EXERCISE> Report the number of lines where the string "능력입니다" occurs, and write nothing else.

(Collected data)

:::

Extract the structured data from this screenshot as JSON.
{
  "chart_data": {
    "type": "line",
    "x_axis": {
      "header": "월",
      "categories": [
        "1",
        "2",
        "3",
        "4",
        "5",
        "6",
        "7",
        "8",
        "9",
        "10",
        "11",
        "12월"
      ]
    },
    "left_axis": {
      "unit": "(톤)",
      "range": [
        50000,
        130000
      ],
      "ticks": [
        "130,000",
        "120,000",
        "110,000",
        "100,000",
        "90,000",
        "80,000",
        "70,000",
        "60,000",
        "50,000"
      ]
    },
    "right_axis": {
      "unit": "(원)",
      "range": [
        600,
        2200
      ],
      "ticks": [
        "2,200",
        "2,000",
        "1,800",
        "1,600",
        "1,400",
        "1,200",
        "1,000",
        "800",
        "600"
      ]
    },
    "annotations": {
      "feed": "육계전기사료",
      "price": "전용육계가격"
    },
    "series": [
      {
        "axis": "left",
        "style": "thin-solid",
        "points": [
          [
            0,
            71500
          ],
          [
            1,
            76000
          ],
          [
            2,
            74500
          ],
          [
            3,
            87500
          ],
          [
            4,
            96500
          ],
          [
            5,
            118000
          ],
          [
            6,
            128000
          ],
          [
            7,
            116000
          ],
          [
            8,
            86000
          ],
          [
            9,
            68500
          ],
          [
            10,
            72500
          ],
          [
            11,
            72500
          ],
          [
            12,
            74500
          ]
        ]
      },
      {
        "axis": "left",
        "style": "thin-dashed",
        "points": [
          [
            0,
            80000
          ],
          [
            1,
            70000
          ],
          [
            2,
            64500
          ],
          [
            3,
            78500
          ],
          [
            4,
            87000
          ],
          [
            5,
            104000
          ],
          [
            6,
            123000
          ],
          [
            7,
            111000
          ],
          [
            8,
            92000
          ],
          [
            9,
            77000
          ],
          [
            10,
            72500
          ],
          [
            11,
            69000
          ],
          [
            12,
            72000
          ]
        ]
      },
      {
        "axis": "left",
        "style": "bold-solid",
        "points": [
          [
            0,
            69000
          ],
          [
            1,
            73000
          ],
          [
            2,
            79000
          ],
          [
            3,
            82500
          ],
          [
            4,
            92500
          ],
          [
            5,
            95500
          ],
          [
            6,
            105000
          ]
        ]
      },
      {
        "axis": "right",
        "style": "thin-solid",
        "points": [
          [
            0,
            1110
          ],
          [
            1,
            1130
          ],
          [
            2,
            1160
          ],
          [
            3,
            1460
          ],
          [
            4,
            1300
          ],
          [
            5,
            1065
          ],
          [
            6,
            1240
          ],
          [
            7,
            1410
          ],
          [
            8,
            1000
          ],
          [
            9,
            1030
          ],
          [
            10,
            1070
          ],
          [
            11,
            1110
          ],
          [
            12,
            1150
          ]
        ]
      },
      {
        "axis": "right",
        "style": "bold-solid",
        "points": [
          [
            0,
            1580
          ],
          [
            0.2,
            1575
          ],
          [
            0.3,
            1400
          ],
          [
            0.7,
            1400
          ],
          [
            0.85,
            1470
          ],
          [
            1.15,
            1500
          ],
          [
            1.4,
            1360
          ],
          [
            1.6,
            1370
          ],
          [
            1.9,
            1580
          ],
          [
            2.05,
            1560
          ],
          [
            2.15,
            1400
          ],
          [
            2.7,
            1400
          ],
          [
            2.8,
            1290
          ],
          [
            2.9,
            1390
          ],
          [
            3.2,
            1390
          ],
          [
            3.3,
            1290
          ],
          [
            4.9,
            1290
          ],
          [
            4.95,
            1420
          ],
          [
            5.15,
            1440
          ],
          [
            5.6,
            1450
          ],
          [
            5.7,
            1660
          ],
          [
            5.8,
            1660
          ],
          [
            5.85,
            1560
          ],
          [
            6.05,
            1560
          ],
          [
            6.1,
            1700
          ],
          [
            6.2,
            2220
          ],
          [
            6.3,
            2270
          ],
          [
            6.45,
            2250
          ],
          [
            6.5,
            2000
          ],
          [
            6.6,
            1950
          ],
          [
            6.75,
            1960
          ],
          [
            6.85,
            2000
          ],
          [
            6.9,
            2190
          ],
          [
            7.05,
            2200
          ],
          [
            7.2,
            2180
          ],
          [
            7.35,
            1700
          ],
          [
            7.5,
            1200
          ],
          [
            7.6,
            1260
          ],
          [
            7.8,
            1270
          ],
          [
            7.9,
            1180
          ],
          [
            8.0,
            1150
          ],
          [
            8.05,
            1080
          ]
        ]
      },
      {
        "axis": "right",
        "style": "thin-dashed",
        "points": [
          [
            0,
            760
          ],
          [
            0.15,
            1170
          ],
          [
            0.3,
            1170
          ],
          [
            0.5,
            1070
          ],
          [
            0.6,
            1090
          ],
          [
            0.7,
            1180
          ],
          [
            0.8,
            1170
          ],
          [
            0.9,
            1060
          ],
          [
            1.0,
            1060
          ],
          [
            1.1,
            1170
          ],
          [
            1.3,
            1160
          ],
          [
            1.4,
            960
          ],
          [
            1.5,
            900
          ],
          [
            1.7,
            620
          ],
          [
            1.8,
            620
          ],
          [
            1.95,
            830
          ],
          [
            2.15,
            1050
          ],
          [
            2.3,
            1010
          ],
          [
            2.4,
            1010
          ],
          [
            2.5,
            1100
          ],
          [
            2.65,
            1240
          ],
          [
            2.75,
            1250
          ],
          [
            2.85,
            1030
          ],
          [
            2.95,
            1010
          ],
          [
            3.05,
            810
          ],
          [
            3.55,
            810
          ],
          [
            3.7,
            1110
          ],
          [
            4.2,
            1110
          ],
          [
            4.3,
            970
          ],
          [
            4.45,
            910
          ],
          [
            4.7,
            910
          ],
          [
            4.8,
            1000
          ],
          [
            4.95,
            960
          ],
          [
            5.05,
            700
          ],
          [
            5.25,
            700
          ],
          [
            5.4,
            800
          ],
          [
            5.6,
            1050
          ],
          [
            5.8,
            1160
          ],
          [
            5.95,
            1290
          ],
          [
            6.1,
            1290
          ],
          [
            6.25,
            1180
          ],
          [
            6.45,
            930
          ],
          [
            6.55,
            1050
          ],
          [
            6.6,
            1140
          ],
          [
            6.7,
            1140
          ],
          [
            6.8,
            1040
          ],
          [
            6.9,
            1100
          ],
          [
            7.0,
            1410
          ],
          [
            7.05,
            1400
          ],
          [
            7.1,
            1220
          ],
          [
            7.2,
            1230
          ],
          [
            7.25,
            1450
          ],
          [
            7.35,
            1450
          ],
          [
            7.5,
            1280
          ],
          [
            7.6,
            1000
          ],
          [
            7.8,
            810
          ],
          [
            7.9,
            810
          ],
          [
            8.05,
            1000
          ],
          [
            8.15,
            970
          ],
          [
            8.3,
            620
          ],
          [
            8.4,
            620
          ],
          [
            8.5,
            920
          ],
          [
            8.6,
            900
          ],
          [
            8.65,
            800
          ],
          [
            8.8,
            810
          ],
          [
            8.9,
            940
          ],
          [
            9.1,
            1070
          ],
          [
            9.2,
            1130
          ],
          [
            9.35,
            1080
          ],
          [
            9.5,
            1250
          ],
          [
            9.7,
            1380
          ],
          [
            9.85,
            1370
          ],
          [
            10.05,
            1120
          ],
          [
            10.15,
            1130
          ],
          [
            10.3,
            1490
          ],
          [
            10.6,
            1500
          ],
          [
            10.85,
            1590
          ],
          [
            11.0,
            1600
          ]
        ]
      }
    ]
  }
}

:::

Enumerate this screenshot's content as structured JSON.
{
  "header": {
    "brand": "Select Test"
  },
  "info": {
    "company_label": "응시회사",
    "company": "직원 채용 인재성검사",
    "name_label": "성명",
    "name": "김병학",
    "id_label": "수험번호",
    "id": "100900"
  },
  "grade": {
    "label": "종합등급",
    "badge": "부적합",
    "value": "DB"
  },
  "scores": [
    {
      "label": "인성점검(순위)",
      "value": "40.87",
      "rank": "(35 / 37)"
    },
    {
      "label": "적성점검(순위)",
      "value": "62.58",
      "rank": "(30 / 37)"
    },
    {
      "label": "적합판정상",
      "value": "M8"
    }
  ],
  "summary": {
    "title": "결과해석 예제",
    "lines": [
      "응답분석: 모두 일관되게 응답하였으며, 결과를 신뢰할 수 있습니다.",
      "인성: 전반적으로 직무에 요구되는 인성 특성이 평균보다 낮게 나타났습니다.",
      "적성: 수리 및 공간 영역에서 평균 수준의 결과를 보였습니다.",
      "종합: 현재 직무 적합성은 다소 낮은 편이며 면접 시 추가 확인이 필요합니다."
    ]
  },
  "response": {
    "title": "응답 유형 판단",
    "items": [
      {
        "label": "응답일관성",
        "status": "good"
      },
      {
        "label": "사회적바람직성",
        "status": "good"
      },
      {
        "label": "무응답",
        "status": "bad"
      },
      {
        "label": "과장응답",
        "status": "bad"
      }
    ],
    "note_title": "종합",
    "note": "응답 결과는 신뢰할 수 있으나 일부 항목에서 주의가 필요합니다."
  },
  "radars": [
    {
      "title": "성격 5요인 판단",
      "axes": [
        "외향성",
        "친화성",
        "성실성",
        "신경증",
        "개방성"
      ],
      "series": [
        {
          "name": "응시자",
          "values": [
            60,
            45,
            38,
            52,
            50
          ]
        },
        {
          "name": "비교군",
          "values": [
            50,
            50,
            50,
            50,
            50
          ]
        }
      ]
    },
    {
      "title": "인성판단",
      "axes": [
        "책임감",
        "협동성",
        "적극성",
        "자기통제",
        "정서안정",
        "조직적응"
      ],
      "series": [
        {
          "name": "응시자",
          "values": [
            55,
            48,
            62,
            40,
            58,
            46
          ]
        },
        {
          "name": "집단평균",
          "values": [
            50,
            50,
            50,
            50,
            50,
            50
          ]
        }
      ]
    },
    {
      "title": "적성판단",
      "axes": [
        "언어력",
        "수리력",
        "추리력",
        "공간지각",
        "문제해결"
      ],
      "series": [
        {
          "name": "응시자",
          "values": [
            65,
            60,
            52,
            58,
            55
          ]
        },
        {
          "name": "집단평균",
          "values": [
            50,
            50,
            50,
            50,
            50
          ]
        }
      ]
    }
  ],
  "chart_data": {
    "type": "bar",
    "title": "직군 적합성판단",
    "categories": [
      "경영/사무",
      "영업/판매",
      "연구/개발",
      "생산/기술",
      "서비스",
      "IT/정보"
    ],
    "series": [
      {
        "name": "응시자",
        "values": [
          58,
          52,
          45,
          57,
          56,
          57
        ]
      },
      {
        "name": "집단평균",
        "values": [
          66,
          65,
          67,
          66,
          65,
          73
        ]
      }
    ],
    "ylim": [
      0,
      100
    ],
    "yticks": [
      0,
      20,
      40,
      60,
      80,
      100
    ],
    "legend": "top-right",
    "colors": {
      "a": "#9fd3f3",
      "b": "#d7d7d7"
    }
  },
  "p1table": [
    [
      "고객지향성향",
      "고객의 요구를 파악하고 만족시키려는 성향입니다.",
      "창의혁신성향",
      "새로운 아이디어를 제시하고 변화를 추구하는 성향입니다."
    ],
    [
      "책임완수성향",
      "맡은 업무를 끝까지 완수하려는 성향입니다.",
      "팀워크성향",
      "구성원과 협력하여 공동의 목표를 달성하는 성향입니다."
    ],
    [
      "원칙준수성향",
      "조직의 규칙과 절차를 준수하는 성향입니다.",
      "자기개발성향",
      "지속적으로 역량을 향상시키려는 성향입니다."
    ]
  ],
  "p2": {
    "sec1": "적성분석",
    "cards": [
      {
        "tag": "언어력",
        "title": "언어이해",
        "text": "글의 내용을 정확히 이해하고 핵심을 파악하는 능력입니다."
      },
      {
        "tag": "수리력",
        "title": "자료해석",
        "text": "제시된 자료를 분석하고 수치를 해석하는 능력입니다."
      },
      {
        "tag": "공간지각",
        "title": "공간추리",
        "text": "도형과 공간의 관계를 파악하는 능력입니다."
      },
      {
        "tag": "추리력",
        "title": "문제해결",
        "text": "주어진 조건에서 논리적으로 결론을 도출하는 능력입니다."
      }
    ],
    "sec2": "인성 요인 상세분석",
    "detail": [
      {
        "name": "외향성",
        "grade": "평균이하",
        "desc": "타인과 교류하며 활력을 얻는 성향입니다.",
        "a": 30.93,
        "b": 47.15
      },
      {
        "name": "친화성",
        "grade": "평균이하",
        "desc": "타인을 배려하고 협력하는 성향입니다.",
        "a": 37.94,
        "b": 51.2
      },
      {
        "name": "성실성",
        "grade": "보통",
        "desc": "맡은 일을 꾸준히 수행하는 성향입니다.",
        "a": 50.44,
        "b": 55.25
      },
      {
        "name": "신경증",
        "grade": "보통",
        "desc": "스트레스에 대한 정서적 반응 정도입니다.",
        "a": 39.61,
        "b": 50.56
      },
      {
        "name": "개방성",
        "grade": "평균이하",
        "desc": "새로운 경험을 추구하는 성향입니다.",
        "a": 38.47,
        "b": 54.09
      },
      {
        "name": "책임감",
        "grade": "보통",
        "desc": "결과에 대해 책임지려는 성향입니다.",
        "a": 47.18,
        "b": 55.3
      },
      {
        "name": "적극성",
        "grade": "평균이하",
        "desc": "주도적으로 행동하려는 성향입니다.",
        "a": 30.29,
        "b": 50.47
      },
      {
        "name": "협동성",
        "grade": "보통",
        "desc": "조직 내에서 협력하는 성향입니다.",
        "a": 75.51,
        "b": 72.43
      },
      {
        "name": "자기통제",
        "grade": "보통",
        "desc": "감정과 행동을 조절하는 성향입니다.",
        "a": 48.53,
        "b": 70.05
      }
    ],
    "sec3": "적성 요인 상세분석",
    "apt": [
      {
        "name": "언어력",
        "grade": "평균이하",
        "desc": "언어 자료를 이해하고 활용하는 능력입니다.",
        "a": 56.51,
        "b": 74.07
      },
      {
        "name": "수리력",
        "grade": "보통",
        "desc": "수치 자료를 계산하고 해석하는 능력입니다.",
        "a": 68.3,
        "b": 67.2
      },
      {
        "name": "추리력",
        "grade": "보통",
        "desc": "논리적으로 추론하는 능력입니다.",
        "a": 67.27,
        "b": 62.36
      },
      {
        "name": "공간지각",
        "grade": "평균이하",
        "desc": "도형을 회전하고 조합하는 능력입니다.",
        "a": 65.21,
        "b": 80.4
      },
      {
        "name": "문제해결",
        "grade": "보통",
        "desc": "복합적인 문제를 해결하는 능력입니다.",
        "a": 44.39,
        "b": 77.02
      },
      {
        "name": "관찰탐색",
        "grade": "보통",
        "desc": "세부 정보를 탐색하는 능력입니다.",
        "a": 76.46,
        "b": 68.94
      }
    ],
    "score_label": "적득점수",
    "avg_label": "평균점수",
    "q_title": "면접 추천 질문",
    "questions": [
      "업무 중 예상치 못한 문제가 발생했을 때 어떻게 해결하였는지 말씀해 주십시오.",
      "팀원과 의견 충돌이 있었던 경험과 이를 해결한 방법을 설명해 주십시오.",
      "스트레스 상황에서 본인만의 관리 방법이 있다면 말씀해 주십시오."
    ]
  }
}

:::

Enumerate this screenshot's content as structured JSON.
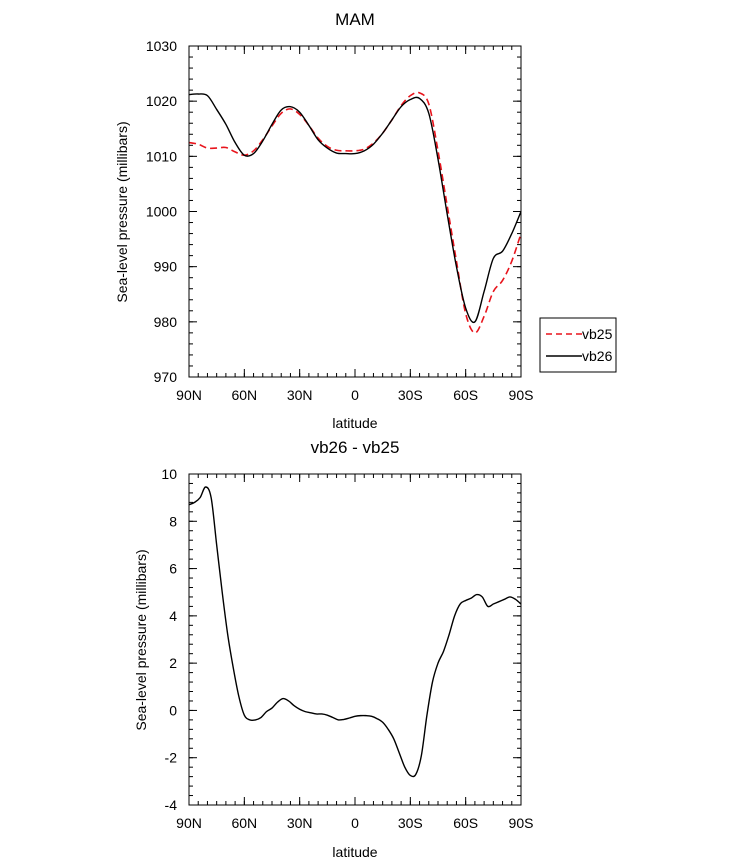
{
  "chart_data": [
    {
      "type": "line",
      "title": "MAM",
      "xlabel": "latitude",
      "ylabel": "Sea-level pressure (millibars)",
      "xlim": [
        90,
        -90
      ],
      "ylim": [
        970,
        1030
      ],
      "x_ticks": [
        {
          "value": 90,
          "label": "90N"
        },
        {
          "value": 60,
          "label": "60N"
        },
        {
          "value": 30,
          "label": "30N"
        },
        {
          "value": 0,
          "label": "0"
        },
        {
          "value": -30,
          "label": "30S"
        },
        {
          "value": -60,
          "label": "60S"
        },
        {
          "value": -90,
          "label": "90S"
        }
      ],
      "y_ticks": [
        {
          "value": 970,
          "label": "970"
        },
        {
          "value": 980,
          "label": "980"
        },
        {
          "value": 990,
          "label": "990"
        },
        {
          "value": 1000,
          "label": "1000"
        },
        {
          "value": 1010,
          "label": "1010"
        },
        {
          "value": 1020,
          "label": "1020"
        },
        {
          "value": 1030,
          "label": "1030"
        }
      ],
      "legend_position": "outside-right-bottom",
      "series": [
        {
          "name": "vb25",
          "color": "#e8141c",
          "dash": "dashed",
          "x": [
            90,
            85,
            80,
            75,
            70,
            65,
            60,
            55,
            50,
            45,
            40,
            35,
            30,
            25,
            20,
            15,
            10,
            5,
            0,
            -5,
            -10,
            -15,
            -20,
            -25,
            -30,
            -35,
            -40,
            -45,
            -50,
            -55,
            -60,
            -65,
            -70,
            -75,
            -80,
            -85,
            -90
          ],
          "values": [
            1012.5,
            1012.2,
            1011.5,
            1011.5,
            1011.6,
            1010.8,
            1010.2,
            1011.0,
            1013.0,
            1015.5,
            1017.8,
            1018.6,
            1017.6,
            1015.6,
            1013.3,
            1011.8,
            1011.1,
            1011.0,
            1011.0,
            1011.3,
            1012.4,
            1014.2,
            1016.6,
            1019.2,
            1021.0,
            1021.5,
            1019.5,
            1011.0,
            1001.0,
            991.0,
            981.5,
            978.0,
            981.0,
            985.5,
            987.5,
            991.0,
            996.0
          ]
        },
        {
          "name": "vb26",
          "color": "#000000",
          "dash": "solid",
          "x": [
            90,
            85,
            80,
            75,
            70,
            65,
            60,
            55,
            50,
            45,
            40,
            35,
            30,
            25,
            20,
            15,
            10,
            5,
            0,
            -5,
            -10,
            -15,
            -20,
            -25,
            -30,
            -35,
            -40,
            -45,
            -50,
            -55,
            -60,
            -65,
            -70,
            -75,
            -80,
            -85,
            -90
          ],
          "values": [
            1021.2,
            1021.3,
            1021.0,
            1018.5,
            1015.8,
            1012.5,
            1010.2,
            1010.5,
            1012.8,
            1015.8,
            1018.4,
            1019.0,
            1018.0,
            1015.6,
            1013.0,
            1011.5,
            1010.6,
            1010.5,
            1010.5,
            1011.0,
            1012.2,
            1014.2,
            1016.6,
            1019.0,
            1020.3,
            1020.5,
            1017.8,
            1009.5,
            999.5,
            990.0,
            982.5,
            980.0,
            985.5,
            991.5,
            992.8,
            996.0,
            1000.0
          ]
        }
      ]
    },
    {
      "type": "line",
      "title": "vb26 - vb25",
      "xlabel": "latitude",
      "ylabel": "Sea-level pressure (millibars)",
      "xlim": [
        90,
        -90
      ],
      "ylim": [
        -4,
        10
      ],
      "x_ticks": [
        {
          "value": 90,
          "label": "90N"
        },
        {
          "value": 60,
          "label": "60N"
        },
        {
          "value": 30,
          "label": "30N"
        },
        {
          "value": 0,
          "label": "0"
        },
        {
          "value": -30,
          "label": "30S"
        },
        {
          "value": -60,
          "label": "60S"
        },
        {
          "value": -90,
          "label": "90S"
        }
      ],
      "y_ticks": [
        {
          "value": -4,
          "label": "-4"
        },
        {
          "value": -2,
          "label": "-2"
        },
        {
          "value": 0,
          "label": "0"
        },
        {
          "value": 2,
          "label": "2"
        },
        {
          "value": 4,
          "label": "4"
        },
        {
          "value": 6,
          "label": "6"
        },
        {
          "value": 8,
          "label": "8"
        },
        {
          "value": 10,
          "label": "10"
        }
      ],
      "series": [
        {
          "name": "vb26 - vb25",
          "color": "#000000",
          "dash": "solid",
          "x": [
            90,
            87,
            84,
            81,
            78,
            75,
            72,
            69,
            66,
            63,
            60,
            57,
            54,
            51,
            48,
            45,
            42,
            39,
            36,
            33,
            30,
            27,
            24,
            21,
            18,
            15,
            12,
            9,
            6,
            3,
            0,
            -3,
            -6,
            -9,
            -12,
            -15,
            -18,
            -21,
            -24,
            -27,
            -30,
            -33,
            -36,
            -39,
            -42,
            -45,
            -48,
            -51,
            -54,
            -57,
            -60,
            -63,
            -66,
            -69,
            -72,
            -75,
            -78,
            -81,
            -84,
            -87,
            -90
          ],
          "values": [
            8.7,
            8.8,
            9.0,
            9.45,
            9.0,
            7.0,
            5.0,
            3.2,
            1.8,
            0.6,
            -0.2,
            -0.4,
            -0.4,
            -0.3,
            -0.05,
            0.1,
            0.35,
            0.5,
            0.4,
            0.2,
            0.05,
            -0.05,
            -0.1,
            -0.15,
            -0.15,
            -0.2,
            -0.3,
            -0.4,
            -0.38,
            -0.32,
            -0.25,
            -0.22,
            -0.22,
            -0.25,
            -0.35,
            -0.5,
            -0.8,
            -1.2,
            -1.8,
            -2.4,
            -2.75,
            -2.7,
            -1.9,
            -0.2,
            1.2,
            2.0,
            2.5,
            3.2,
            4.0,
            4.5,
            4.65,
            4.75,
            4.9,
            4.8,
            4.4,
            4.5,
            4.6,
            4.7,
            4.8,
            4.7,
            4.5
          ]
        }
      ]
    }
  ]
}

:::

SOLUTION TO THE EXERCISE> 10